(Directives)
a: In the article about the death of Army agent Ralph J. Sigler, where was his body found?
b: Extend the article on the death of Army agent Ralph J. Sigler, picking up after its final sentence.

(Selected extract)
================

Last April, an Army counter-intelligence agent was found with electrical wiring wrapped around his upper arms and plugged into a wall socket at a Holiday Inn in Jessup, Md. The wire had been cut from a lamp in the room and stripped of its insulation. The agent, Chief Warrant Officer III Ralph J. Sigler, was dead of electrocution.

Maryland police and Army authorities investigated and concluded that the death of the agent, whose job was to sell misleading information to the Russians, was a suicide. But, Sigler's widow and a lawyer she has retained see something else behind the death: a bizarre and chilling spy story and a mystery about the often controversial activities of America's secret spy organizations.

Sigler's widow, Ilse, who lives here in El Paso, recalled the last telephone call she received from her husband. The agent, his voice laboring and fighting the screech of some kind of electronic apparatus in the background, managed to croak out these words: "JUST LISTEN TO ME! Get you a respectable lawyer . . . Sue the U.S. Army. I'm dying. I never lied." Then the phone went dead. It is a tangled story - whomever one believes - and it is complicated by the ease with which elaborate conspiracies can come to mind in the field of intelligence, a field veiled in secrecy and official "no comments," where sources in one spy agency label another agency's version "disinformation."

Mrs. Sigler, 49, who is German-born and speaks fluent if somewhat broken English believes Army intelligence has done "something wrong," that her husband knew too much about it and that Army personnel murdered him for this reason.

Her lawyer, Sidney Diamond, thinks this may be possible, but he is also exploring the possibility that Army actions drove Sigler to suicide.

Diamond said that a former Army intelligence man, who knew Sigler, told him there "no way" Sigler - a generally clam, polite man - would have killed himself. This intelligence man told Diamond that torture and electrocution by wiring a victim the way Sigler was wired is practiced by "certain foreign powers" - a reference, Diamond said, to the Soviets.

================

(Given data)

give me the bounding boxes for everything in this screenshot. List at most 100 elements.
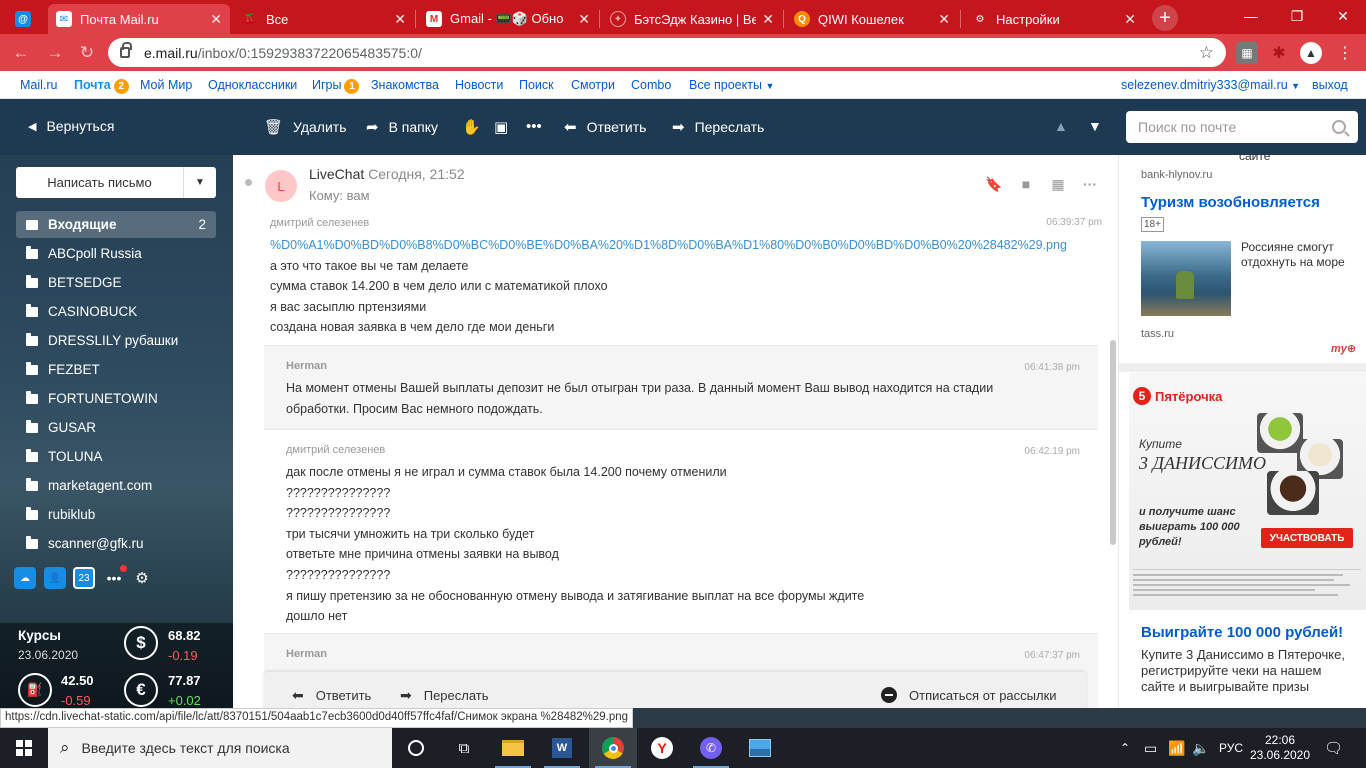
ad-source[interactable]: bank-hlynov.ru <box>1141 169 1212 181</box>
start-button[interactable] <box>0 728 48 768</box>
participate-button[interactable]: УЧАСТВОВАТЬ <box>1261 528 1353 548</box>
sidebar-item-folder[interactable]: TOLUNA <box>16 443 216 470</box>
sender-name[interactable]: LiveChat <box>309 166 364 182</box>
portal-link-mail[interactable]: Почта 2 <box>74 78 129 94</box>
mailru-app-tab[interactable]: @ <box>10 4 36 34</box>
taskbar-search[interactable]: ⌕ Введите здесь текст для поиска <box>48 728 392 768</box>
mail-search[interactable] <box>1126 111 1358 143</box>
tab-mailru[interactable]: ✉ Почта Mail.ru ✕ <box>48 4 230 34</box>
portal-link-watch[interactable]: Смотри <box>571 78 615 92</box>
sidebar-item-folder[interactable]: DRESSLILY рубашки <box>16 327 216 354</box>
taskbar-chrome[interactable] <box>589 728 637 768</box>
taskbar-photos[interactable] <box>736 728 784 768</box>
sidebar-item-folder[interactable]: GUSAR <box>16 414 216 441</box>
settings-gear-icon[interactable]: ⚙ <box>131 567 153 589</box>
new-tab-button[interactable]: + <box>1152 5 1178 31</box>
extension-triangle-icon[interactable]: ▲ <box>1300 42 1322 64</box>
sidebar-item-folder[interactable]: FEZBET <box>16 356 216 383</box>
ad-image-lake[interactable] <box>1141 241 1231 316</box>
menu-dots-icon[interactable]: ⋮ <box>1334 42 1356 64</box>
restore-button[interactable]: ❐ <box>1274 0 1320 32</box>
scrollbar-thumb[interactable] <box>1110 340 1116 545</box>
close-window-button[interactable]: ✕ <box>1320 0 1366 32</box>
volume-icon[interactable]: 🔈 <box>1192 728 1209 768</box>
sidebar-item-inbox[interactable]: Входящие 2 <box>16 211 216 238</box>
portal-link-search[interactable]: Поиск <box>519 78 554 92</box>
sidebar-item-folder[interactable]: ABCpoll Russia <box>16 240 216 267</box>
next-message-button[interactable]: ▼ <box>1088 118 1102 134</box>
close-tab-icon[interactable]: ✕ <box>1124 11 1136 28</box>
close-tab-icon[interactable]: ✕ <box>938 11 950 28</box>
more-apps-icon[interactable]: ••• <box>103 565 127 589</box>
sidebar-item-folder[interactable]: CASINOBUCK <box>16 298 216 325</box>
read-status-dot[interactable] <box>245 179 252 186</box>
reload-icon[interactable]: ↻ <box>76 42 98 64</box>
notifications-icon[interactable]: 🗨 <box>1324 728 1343 768</box>
portal-link-news[interactable]: Новости <box>455 78 503 92</box>
move-to-folder-button[interactable]: ➦ В папку <box>366 118 438 136</box>
minimize-button[interactable]: — <box>1228 0 1274 32</box>
extension-icon[interactable]: ▦ <box>1236 42 1258 64</box>
taskbar-word[interactable]: W <box>538 728 586 768</box>
user-email[interactable]: selezenev.dmitriy333@mail.ru ▼ <box>1121 78 1300 92</box>
reply-button[interactable]: ⬅ Ответить <box>564 118 646 136</box>
close-tab-icon[interactable]: ✕ <box>394 11 406 28</box>
close-tab-icon[interactable]: ✕ <box>578 11 590 28</box>
wifi-icon[interactable]: 📶 <box>1168 728 1185 768</box>
tab-qiwi[interactable]: Q QIWI Кошелек ✕ <box>786 4 958 34</box>
unsubscribe-button[interactable]: Отписаться от рассылки <box>881 687 1057 703</box>
bookmark-star-icon[interactable]: ☆ <box>1199 43 1214 63</box>
close-tab-icon[interactable]: ✕ <box>762 11 774 28</box>
sidebar-item-folder[interactable]: BETSEDGE <box>16 269 216 296</box>
extension-puzzle-icon[interactable]: ✱ <box>1268 42 1290 64</box>
back-button[interactable]: ◀ Вернуться <box>28 118 114 134</box>
portal-link-mailru[interactable]: Mail.ru <box>20 78 58 92</box>
task-view-button[interactable]: ⧉ <box>440 728 488 768</box>
video-call-icon[interactable]: ■ <box>1018 176 1034 192</box>
sidebar-item-folder[interactable]: marketagent.com <box>16 472 216 499</box>
portal-link-dating[interactable]: Знакомства <box>371 78 439 92</box>
back-arrow-icon[interactable]: ← <box>10 42 32 64</box>
ad-headline[interactable]: Туризм возобновляется <box>1141 194 1320 211</box>
address-bar[interactable]: e.mail.ru/inbox/0:15929383722065483575:0… <box>108 38 1226 67</box>
search-input[interactable] <box>1138 119 1332 135</box>
more-button[interactable]: ••• <box>526 118 542 135</box>
tab-settings[interactable]: ⚙ Настройки ✕ <box>964 4 1144 34</box>
calendar-event-icon[interactable]: ▦ <box>1050 176 1066 192</box>
pyaterochka-banner[interactable]: 5 Пятёрочка Купите 3 ДАНИССИМО и получит… <box>1129 373 1366 610</box>
more-dots-icon[interactable]: ··· <box>1082 176 1098 192</box>
taskbar-viber[interactable]: ✆ <box>687 728 735 768</box>
spam-button[interactable]: ✋ <box>462 118 481 136</box>
ad-teaser[interactable]: Россияне смогут отдохнуть на море <box>1241 240 1359 270</box>
sidebar-item-folder[interactable]: rubiklub <box>16 501 216 528</box>
delete-button[interactable]: 🗑 Удалить <box>264 118 347 136</box>
sidebar-item-folder[interactable]: FORTUNETOWIN <box>16 385 216 412</box>
taskbar-yandex[interactable]: Y <box>638 728 686 768</box>
ad-source[interactable]: tass.ru <box>1141 328 1174 340</box>
forward-button[interactable]: ➡ Переслать <box>672 118 764 136</box>
clock[interactable]: 22:06 23.06.2020 <box>1250 728 1310 768</box>
network-icon[interactable]: ▭ <box>1144 728 1157 768</box>
taskbar-explorer[interactable] <box>489 728 537 768</box>
cortana-button[interactable] <box>392 728 440 768</box>
logout-link[interactable]: выход <box>1312 78 1348 92</box>
language-indicator[interactable]: РУС <box>1219 728 1243 768</box>
reply-button[interactable]: ⬅ Ответить <box>292 687 371 704</box>
compose-button[interactable]: Написать письмо ▼ <box>16 167 216 198</box>
search-icon[interactable] <box>1332 120 1346 134</box>
portal-link-ok[interactable]: Одноклассники <box>208 78 297 92</box>
forward-button[interactable]: ➡ Переслать <box>400 687 489 704</box>
forward-arrow-icon[interactable]: → <box>44 42 66 64</box>
portal-link-all-projects[interactable]: Все проекты ▼ <box>689 78 774 92</box>
close-tab-icon[interactable]: ✕ <box>210 11 222 28</box>
calendar-icon[interactable]: 23 <box>73 567 95 589</box>
portal-link-myworld[interactable]: Мой Мир <box>140 78 192 92</box>
bookmark-icon[interactable]: 🔖 <box>985 176 1002 192</box>
portal-link-games[interactable]: Игры 1 <box>312 78 360 94</box>
archive-button[interactable]: ▣ <box>494 118 508 136</box>
ad-headline[interactable]: Выиграйте 100 000 рублей! <box>1141 624 1343 641</box>
tab-betsedge[interactable]: ✦ БэтсЭдж Казино | Bets ✕ <box>602 4 782 34</box>
attachment-link[interactable]: %D0%A1%D0%BD%D0%B8%D0%BC%D0%BE%D0%BA%20%… <box>270 235 1067 256</box>
ad-teaser[interactable]: Купите 3 Даниссимо в Пятерочке, регистри… <box>1141 647 1351 695</box>
cloud-icon[interactable]: ☁ <box>14 567 36 589</box>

================

(Task-by-task outputs)
a: At a Holiday Inn in Jessup, Maryland.

b:
Mrs. Sigler believes that her husband's death may fit into a pattern of deaths of American intelligence agents beginning in 1975, but extensive checking by the The Washington Post with authorities here and in Washington disclosed no connection between her husband's death and anyone else's. In some cases, there was no official record of deaths Mrs. Sigler had alluded to.

Indeed, after numerous interviews with Mrs. Sigler, polite, intelligence community sources and others, as well as a study of documents and reports dealing with the case, no completely consistent explanation for what happened can be pieced together.

Official sources offer little enlightenment. An Army spokesman in the Pentagon, for instance, said it would be "inappropriate" to comment on the case. Sources in Washington close to the CIA said they think any U.S. government complicity in Sigler's grisly death is "highly improbable."

Army psychiatrist subsequently examined the case and concluded in an official report - made available to The Post by Diamond - that Sigler "was not mentally responsible at the time of the act which caused his death."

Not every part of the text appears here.